# [Available data]

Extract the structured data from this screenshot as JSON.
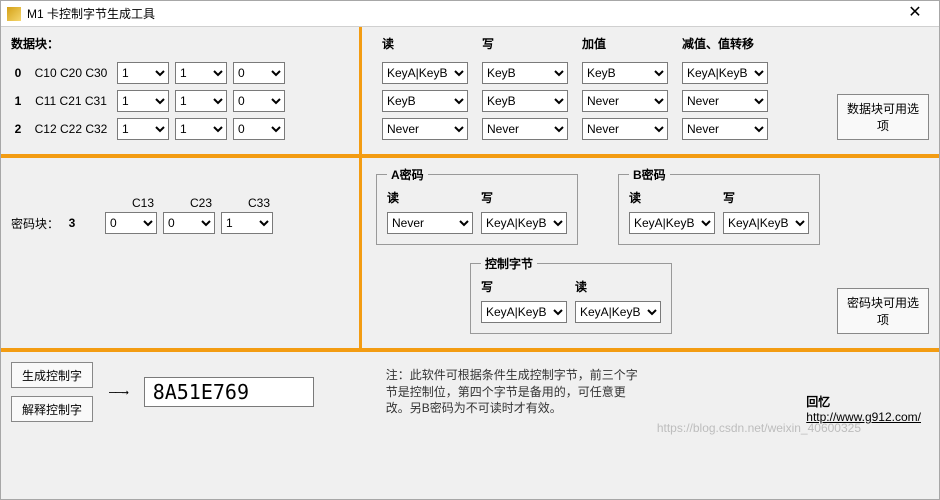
{
  "window": {
    "title": "M1 卡控制字节生成工具"
  },
  "section1": {
    "data_label": "数据块：",
    "rows": [
      {
        "idx": "0",
        "bits": "C10 C20 C30",
        "c1": "1",
        "c2": "1",
        "c3": "0"
      },
      {
        "idx": "1",
        "bits": "C11 C21 C31",
        "c1": "1",
        "c2": "1",
        "c3": "0"
      },
      {
        "idx": "2",
        "bits": "C12 C22 C32",
        "c1": "1",
        "c2": "1",
        "c3": "0"
      }
    ],
    "headers": {
      "read": "读",
      "write": "写",
      "inc": "加值",
      "dec": "减值、值转移"
    },
    "ops": {
      "r0": {
        "read": "KeyA|KeyB",
        "write": "KeyB",
        "inc": "KeyB",
        "dec": "KeyA|KeyB"
      },
      "r1": {
        "read": "KeyB",
        "write": "KeyB",
        "inc": "Never",
        "dec": "Never"
      },
      "r2": {
        "read": "Never",
        "write": "Never",
        "inc": "Never",
        "dec": "Never"
      }
    },
    "side_button": "数据块可用选项"
  },
  "section2": {
    "left_label": "密码块：",
    "left_idx": "3",
    "c_headers": {
      "c13": "C13",
      "c23": "C23",
      "c33": "C33"
    },
    "c_values": {
      "c13": "0",
      "c23": "0",
      "c33": "1"
    },
    "a_box": {
      "legend": "A密码",
      "read_l": "读",
      "write_l": "写",
      "read_v": "Never",
      "write_v": "KeyA|KeyB"
    },
    "b_box": {
      "legend": "B密码",
      "read_l": "读",
      "write_l": "写",
      "read_v": "KeyA|KeyB",
      "write_v": "KeyA|KeyB"
    },
    "ctrl_box": {
      "legend": "控制字节",
      "write_l": "写",
      "read_l": "读",
      "write_v": "KeyA|KeyB",
      "read_v": "KeyA|KeyB"
    },
    "side_button": "密码块可用选项"
  },
  "section3": {
    "gen_btn": "生成控制字",
    "parse_btn": "解释控制字",
    "arrow": "——→",
    "result": "8A51E769",
    "note": "注：此软件可根据条件生成控制字节，前三个字节是控制位，第四个字节是备用的，可任意更改。另B密码为不可读时才有效。",
    "footer_name": "回忆",
    "footer_url": "http://www.g912.com/",
    "watermark": "https://blog.csdn.net/weixin_40600325"
  }
}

# [What you should do]
Return all of the entries exactly as written, but drop any pictures they hold.

# [Output]
Extract the structured data from this screenshot as JSON.
{
  "window": {
    "title": "M1 卡控制字节生成工具"
  },
  "section1": {
    "data_label": "数据块：",
    "rows": [
      {
        "idx": "0",
        "bits": "C10 C20 C30",
        "c1": "1",
        "c2": "1",
        "c3": "0"
      },
      {
        "idx": "1",
        "bits": "C11 C21 C31",
        "c1": "1",
        "c2": "1",
        "c3": "0"
      },
      {
        "idx": "2",
        "bits": "C12 C22 C32",
        "c1": "1",
        "c2": "1",
        "c3": "0"
      }
    ],
    "headers": {
      "read": "读",
      "write": "写",
      "inc": "加值",
      "dec": "减值、值转移"
    },
    "ops": {
      "r0": {
        "read": "KeyA|KeyB",
        "write": "KeyB",
        "inc": "KeyB",
        "dec": "KeyA|KeyB"
      },
      "r1": {
        "read": "KeyB",
        "write": "KeyB",
        "inc": "Never",
        "dec": "Never"
      },
      "r2": {
        "read": "Never",
        "write": "Never",
        "inc": "Never",
        "dec": "Never"
      }
    },
    "side_button": "数据块可用选项"
  },
  "section2": {
    "left_label": "密码块：",
    "left_idx": "3",
    "c_headers": {
      "c13": "C13",
      "c23": "C23",
      "c33": "C33"
    },
    "c_values": {
      "c13": "0",
      "c23": "0",
      "c33": "1"
    },
    "a_box": {
      "legend": "A密码",
      "read_l": "读",
      "write_l": "写",
      "read_v": "Never",
      "write_v": "KeyA|KeyB"
    },
    "b_box": {
      "legend": "B密码",
      "read_l": "读",
      "write_l": "写",
      "read_v": "KeyA|KeyB",
      "write_v": "KeyA|KeyB"
    },
    "ctrl_box": {
      "legend": "控制字节",
      "write_l": "写",
      "read_l": "读",
      "write_v": "KeyA|KeyB",
      "read_v": "KeyA|KeyB"
    },
    "side_button": "密码块可用选项"
  },
  "section3": {
    "gen_btn": "生成控制字",
    "parse_btn": "解释控制字",
    "arrow": "——→",
    "result": "8A51E769",
    "note": "注：此软件可根据条件生成控制字节，前三个字节是控制位，第四个字节是备用的，可任意更改。另B密码为不可读时才有效。",
    "footer_name": "回忆",
    "footer_url": "http://www.g912.com/",
    "watermark": "https://blog.csdn.net/weixin_40600325"
  }
}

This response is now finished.